Some records:
-- start --

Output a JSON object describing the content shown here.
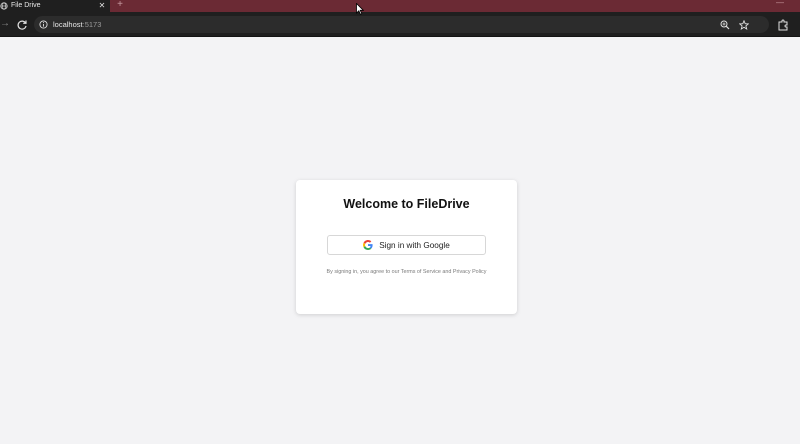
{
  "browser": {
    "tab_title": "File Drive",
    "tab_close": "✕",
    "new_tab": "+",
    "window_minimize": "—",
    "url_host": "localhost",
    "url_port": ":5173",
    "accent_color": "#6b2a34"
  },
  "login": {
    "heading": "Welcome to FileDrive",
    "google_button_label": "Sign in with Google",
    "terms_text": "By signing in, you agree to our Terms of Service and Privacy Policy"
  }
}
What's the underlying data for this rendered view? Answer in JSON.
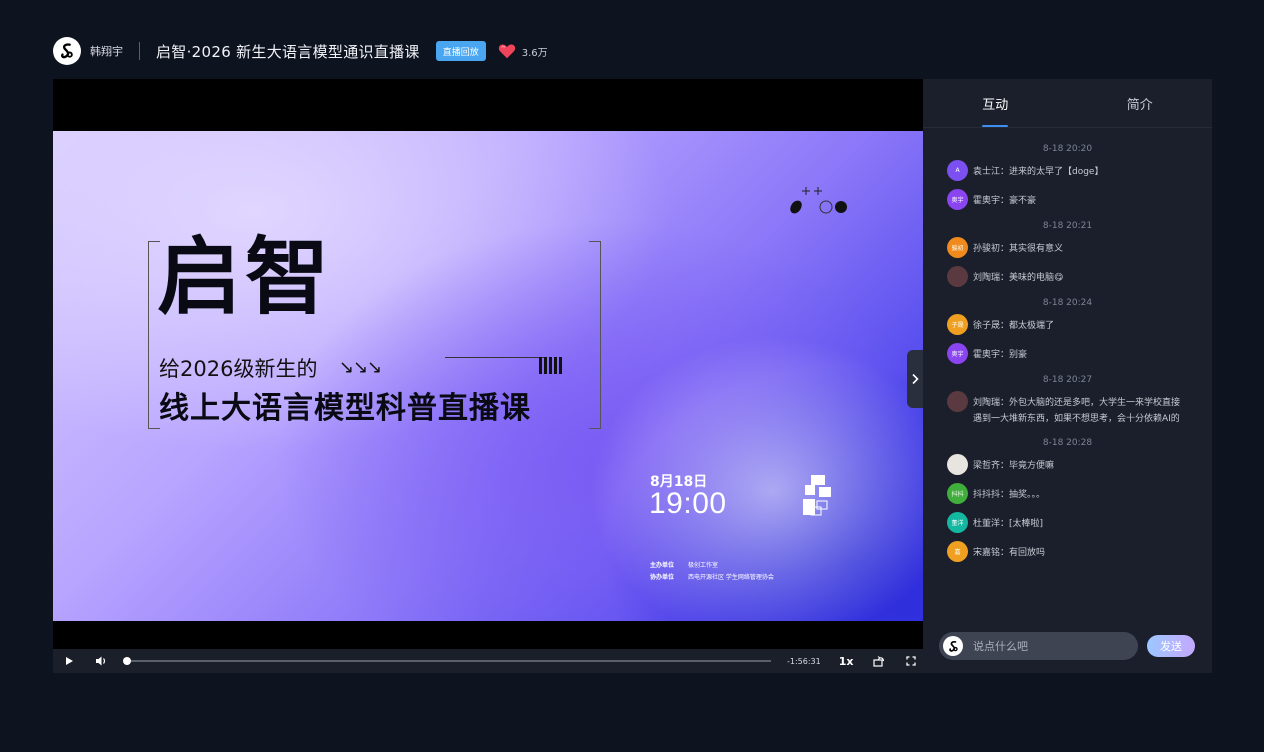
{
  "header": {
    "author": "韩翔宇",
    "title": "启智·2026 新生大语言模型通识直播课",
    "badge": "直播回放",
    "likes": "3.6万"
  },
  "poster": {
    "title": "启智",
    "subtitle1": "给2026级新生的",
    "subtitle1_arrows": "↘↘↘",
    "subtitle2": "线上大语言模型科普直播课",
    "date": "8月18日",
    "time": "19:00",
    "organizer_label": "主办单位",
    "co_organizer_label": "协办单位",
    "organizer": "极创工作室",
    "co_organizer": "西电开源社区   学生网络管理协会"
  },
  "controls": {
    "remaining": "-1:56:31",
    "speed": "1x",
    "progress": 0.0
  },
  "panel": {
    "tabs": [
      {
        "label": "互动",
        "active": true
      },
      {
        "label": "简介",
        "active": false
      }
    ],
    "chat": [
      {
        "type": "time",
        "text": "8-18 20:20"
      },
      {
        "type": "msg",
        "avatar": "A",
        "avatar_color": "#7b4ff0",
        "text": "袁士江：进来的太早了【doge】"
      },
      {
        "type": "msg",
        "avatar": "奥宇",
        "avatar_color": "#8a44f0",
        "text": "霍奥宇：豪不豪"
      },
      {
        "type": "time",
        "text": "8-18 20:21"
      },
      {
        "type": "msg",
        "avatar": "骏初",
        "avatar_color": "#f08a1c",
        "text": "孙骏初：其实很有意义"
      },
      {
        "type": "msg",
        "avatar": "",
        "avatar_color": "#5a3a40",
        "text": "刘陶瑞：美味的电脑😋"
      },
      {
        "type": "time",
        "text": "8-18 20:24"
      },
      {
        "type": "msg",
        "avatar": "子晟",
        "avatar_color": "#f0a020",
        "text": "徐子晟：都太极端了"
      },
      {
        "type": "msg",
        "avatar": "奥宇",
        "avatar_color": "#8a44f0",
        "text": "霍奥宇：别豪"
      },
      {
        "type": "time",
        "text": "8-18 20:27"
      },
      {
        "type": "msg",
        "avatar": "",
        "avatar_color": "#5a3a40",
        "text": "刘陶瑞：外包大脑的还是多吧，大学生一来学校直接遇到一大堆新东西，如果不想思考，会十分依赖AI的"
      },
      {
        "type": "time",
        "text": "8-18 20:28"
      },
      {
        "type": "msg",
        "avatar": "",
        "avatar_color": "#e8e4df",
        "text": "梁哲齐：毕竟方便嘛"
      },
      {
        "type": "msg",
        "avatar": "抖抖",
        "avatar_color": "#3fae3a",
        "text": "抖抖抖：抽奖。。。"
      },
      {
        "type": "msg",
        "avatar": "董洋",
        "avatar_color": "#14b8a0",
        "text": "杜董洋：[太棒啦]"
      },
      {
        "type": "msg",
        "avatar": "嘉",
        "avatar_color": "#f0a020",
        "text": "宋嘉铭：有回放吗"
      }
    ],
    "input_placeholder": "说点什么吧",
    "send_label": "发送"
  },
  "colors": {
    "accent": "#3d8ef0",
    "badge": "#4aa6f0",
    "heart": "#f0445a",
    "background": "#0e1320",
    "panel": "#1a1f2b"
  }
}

-- end --
-- start --

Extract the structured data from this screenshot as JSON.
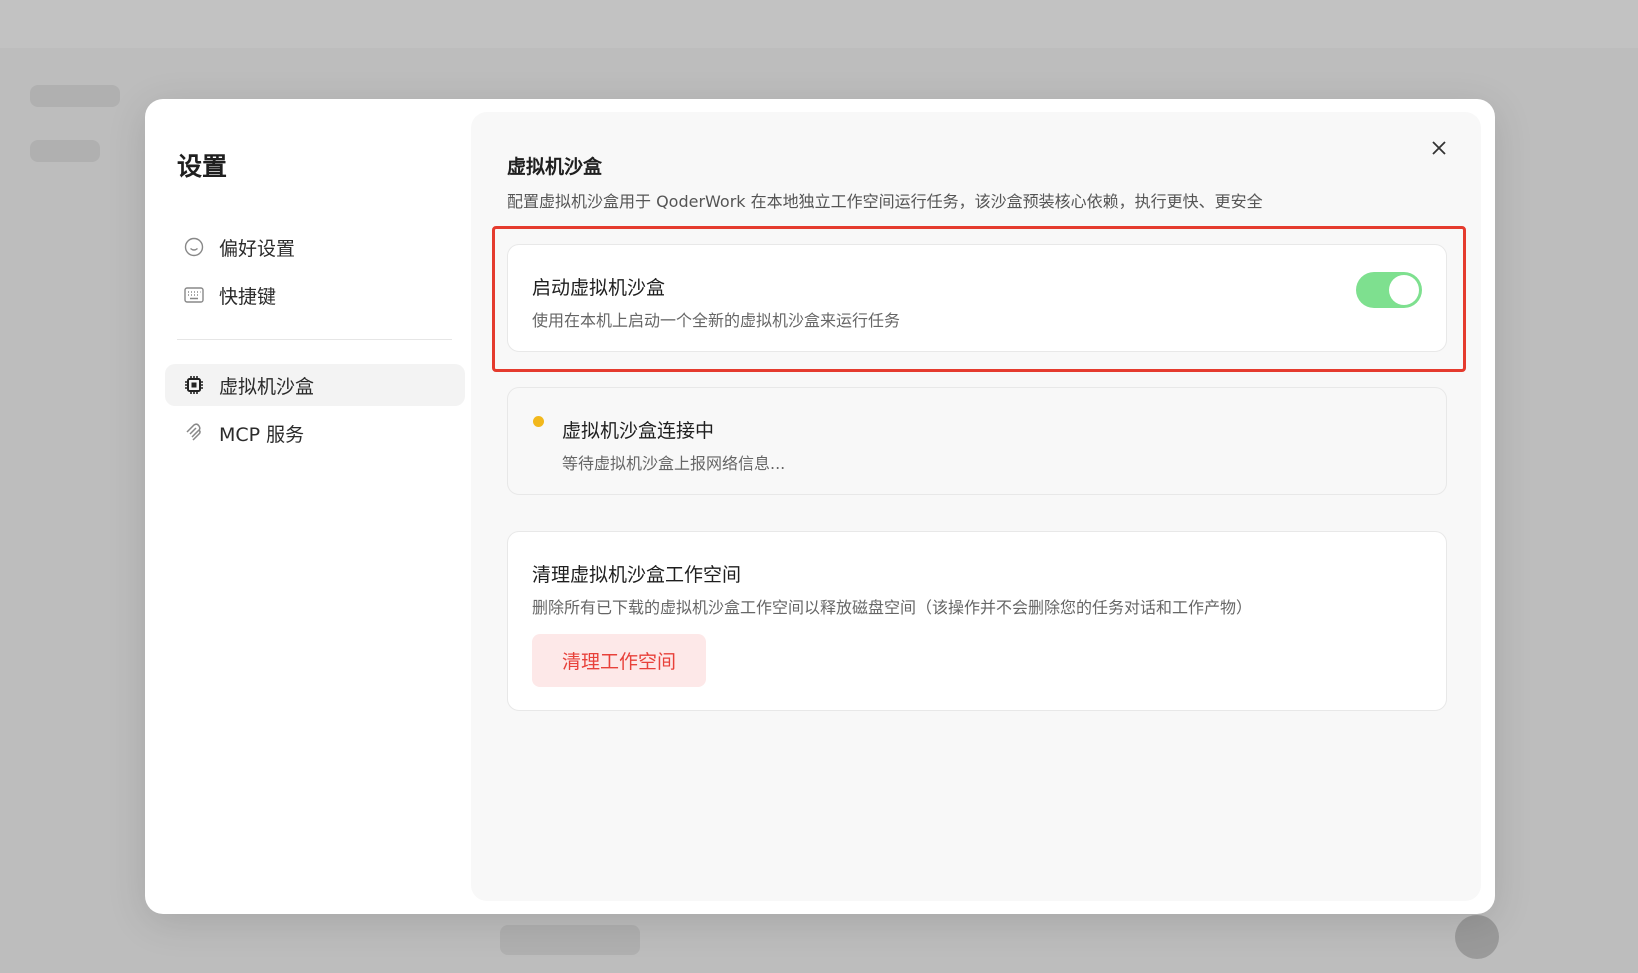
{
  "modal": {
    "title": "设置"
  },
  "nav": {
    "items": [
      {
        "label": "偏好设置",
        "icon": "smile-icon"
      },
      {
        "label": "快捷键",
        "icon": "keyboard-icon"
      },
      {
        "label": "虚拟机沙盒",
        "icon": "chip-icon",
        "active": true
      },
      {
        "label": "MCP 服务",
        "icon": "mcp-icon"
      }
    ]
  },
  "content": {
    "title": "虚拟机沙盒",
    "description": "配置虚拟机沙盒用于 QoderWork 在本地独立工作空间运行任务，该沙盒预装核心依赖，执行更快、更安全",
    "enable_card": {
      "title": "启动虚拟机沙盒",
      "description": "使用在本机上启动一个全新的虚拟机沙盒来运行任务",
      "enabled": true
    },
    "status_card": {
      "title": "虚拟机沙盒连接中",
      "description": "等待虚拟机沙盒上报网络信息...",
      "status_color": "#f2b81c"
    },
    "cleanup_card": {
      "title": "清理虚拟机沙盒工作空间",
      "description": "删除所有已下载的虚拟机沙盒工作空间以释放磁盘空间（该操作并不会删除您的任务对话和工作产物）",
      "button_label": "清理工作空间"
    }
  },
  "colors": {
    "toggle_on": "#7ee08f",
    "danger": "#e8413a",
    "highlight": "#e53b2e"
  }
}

-- end --

→ WRITTEN REQUEST: Report back each line of the entries that holds the string "data".

→ THE REPLY:
What's the underlying data for this rendered view? Answer in JSON.
Extract the structured data from this screenshot as JSON.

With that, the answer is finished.